>> BEGIN Material for this task
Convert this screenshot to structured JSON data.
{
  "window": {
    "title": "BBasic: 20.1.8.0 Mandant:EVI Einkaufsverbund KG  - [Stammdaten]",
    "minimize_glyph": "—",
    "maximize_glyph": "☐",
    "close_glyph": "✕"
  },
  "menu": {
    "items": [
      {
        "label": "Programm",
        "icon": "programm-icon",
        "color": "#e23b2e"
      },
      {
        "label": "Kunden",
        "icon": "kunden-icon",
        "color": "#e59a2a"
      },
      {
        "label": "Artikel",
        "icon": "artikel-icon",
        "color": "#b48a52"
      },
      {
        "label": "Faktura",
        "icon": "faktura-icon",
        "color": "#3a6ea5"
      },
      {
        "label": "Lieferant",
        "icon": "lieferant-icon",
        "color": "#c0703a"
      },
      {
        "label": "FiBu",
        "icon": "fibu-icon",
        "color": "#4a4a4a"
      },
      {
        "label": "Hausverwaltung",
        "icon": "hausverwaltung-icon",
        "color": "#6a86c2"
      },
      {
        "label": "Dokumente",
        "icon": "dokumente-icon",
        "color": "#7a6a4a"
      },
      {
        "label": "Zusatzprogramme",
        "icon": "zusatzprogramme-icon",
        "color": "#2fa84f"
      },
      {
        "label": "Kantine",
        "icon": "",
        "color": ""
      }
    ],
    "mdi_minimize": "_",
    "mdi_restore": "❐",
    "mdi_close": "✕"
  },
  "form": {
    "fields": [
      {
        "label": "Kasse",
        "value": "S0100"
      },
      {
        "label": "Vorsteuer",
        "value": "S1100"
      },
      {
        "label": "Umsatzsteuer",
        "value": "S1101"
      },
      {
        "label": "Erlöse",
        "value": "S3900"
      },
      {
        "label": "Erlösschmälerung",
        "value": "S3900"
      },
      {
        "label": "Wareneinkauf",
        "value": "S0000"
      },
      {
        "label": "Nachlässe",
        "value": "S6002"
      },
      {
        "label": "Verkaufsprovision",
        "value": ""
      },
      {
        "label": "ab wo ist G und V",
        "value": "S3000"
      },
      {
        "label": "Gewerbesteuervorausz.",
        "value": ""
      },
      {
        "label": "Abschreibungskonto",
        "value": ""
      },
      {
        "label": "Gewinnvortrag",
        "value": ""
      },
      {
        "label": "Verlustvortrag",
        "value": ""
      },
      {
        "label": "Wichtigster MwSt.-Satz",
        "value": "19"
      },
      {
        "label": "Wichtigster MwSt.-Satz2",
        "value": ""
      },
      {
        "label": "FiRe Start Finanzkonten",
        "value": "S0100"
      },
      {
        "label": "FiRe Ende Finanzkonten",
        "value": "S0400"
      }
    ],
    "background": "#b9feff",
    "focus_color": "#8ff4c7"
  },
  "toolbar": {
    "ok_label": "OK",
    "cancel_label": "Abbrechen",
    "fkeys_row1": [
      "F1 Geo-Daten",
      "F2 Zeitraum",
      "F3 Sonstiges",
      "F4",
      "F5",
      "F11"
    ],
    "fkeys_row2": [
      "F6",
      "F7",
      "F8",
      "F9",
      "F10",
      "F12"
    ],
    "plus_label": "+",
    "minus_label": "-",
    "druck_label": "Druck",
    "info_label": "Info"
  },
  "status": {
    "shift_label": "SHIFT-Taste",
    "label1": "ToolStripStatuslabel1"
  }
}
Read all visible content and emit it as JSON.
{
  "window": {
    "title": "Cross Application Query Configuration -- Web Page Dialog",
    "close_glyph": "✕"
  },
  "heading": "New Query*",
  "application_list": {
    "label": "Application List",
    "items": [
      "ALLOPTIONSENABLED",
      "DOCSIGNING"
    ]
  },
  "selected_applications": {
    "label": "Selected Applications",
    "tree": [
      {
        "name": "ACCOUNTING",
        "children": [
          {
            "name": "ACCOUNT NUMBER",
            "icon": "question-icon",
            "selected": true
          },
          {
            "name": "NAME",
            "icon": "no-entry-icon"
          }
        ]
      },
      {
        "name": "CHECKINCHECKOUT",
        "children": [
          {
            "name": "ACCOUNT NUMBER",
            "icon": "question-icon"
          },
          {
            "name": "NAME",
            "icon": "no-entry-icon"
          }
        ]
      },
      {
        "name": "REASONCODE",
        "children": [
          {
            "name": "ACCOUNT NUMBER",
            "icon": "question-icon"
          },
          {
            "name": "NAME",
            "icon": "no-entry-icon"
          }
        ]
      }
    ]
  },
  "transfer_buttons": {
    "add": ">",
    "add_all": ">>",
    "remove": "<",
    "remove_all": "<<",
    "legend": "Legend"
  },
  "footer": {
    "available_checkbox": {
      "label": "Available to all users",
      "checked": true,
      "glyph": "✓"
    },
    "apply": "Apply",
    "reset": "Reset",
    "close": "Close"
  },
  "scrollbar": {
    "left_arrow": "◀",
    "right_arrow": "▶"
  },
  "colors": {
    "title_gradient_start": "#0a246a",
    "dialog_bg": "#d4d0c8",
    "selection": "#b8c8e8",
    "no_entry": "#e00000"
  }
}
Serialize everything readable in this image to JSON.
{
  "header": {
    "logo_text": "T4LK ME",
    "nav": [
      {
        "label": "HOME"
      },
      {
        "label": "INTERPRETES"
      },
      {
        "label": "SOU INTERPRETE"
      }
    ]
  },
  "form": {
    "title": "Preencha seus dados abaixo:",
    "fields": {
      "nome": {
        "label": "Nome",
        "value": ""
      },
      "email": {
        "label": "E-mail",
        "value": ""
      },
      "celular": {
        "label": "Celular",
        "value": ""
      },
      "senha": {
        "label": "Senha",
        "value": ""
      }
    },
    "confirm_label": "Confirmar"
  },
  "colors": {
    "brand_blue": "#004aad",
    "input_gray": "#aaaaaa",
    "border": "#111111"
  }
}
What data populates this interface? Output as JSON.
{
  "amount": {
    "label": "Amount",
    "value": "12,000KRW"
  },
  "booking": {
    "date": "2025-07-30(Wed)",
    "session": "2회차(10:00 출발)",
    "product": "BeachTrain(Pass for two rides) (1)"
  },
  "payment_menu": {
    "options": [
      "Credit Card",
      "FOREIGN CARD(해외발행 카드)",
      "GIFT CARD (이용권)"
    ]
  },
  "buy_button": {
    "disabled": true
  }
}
>> END Material for this task
**Task description:** Repeat every line of the material exactly as given.

**Answer for this exercise:**
Convert this screenshot to structured JSON data.
{
  "window": {
    "title": "BBasic: 20.1.8.0 Mandant:EVI Einkaufsverbund KG  - [Stammdaten]",
    "minimize_glyph": "—",
    "maximize_glyph": "☐",
    "close_glyph": "✕"
  },
  "menu": {
    "items": [
      {
        "label": "Programm",
        "icon": "programm-icon",
        "color": "#e23b2e"
      },
      {
        "label": "Kunden",
        "icon": "kunden-icon",
        "color": "#e59a2a"
      },
      {
        "label": "Artikel",
        "icon": "artikel-icon",
        "color": "#b48a52"
      },
      {
        "label": "Faktura",
        "icon": "faktura-icon",
        "color": "#3a6ea5"
      },
      {
        "label": "Lieferant",
        "icon": "lieferant-icon",
        "color": "#c0703a"
      },
      {
        "label": "FiBu",
        "icon": "fibu-icon",
        "color": "#4a4a4a"
      },
      {
        "label": "Hausverwaltung",
        "icon": "hausverwaltung-icon",
        "color": "#6a86c2"
      },
      {
        "label": "Dokumente",
        "icon": "dokumente-icon",
        "color": "#7a6a4a"
      },
      {
        "label": "Zusatzprogramme",
        "icon": "zusatzprogramme-icon",
        "color": "#2fa84f"
      },
      {
        "label": "Kantine",
        "icon": "",
        "color": ""
      }
    ],
    "mdi_minimize": "_",
    "mdi_restore": "❐",
    "mdi_close": "✕"
  },
  "form": {
    "fields": [
      {
        "label": "Kasse",
        "value": "S0100"
      },
      {
        "label": "Vorsteuer",
        "value": "S1100"
      },
      {
        "label": "Umsatzsteuer",
        "value": "S1101"
      },
      {
        "label": "Erlöse",
        "value": "S3900"
      },
      {
        "label": "Erlösschmälerung",
        "value": "S3900"
      },
      {
        "label": "Wareneinkauf",
        "value": "S0000"
      },
      {
        "label": "Nachlässe",
        "value": "S6002"
      },
      {
        "label": "Verkaufsprovision",
        "value": ""
      },
      {
        "label": "ab wo ist G und V",
        "value": "S3000"
      },
      {
        "label": "Gewerbesteuervorausz.",
        "value": ""
      },
      {
        "label": "Abschreibungskonto",
        "value": ""
      },
      {
        "label": "Gewinnvortrag",
        "value": ""
      },
      {
        "label": "Verlustvortrag",
        "value": ""
      },
      {
        "label": "Wichtigster MwSt.-Satz",
        "value": "19"
      },
      {
        "label": "Wichtigster MwSt.-Satz2",
        "value": ""
      },
      {
        "label": "FiRe Start Finanzkonten",
        "value": "S0100"
      },
      {
        "label": "FiRe Ende Finanzkonten",
        "value": "S0400"
      }
    ],
    "background": "#b9feff",
    "focus_color": "#8ff4c7"
  },
  "toolbar": {
    "ok_label": "OK",
    "cancel_label": "Abbrechen",
    "fkeys_row1": [
      "F1 Geo-Daten",
      "F2 Zeitraum",
      "F3 Sonstiges",
      "F4",
      "F5",
      "F11"
    ],
    "fkeys_row2": [
      "F6",
      "F7",
      "F8",
      "F9",
      "F10",
      "F12"
    ],
    "plus_label": "+",
    "minus_label": "-",
    "druck_label": "Druck",
    "info_label": "Info"
  },
  "status": {
    "shift_label": "SHIFT-Taste",
    "label1": "ToolStripStatuslabel1"
  }
}
Read all visible content and emit it as JSON.
{
  "window": {
    "title": "Cross Application Query Configuration -- Web Page Dialog",
    "close_glyph": "✕"
  },
  "heading": "New Query*",
  "application_list": {
    "label": "Application List",
    "items": [
      "ALLOPTIONSENABLED",
      "DOCSIGNING"
    ]
  },
  "selected_applications": {
    "label": "Selected Applications",
    "tree": [
      {
        "name": "ACCOUNTING",
        "children": [
          {
            "name": "ACCOUNT NUMBER",
            "icon": "question-icon",
            "selected": true
          },
          {
            "name": "NAME",
            "icon": "no-entry-icon"
          }
        ]
      },
      {
        "name": "CHECKINCHECKOUT",
        "children": [
          {
            "name": "ACCOUNT NUMBER",
            "icon": "question-icon"
          },
          {
            "name": "NAME",
            "icon": "no-entry-icon"
          }
        ]
      },
      {
        "name": "REASONCODE",
        "children": [
          {
            "name": "ACCOUNT NUMBER",
            "icon": "question-icon"
          },
          {
            "name": "NAME",
            "icon": "no-entry-icon"
          }
        ]
      }
    ]
  },
  "transfer_buttons": {
    "add": ">",
    "add_all": ">>",
    "remove": "<",
    "remove_all": "<<",
    "legend": "Legend"
  },
  "footer": {
    "available_checkbox": {
      "label": "Available to all users",
      "checked": true,
      "glyph": "✓"
    },
    "apply": "Apply",
    "reset": "Reset",
    "close": "Close"
  },
  "scrollbar": {
    "left_arrow": "◀",
    "right_arrow": "▶"
  },
  "colors": {
    "title_gradient_start": "#0a246a",
    "dialog_bg": "#d4d0c8",
    "selection": "#b8c8e8",
    "no_entry": "#e00000"
  }
}
Serialize everything readable in this image to JSON.
{
  "header": {
    "logo_text": "T4LK ME",
    "nav": [
      {
        "label": "HOME"
      },
      {
        "label": "INTERPRETES"
      },
      {
        "label": "SOU INTERPRETE"
      }
    ]
  },
  "form": {
    "title": "Preencha seus dados abaixo:",
    "fields": {
      "nome": {
        "label": "Nome",
        "value": ""
      },
      "email": {
        "label": "E-mail",
        "value": ""
      },
      "celular": {
        "label": "Celular",
        "value": ""
      },
      "senha": {
        "label": "Senha",
        "value": ""
      }
    },
    "confirm_label": "Confirmar"
  },
  "colors": {
    "brand_blue": "#004aad",
    "input_gray": "#aaaaaa",
    "border": "#111111"
  }
}
What data populates this interface? Output as JSON.
{
  "amount": {
    "label": "Amount",
    "value": "12,000KRW"
  },
  "booking": {
    "date": "2025-07-30(Wed)",
    "session": "2회차(10:00 출발)",
    "product": "BeachTrain(Pass for two rides) (1)"
  },
  "payment_menu": {
    "options": [
      "Credit Card",
      "FOREIGN CARD(해외발행 카드)",
      "GIFT CARD (이용권)"
    ]
  },
  "buy_button": {
    "disabled": true
  }
}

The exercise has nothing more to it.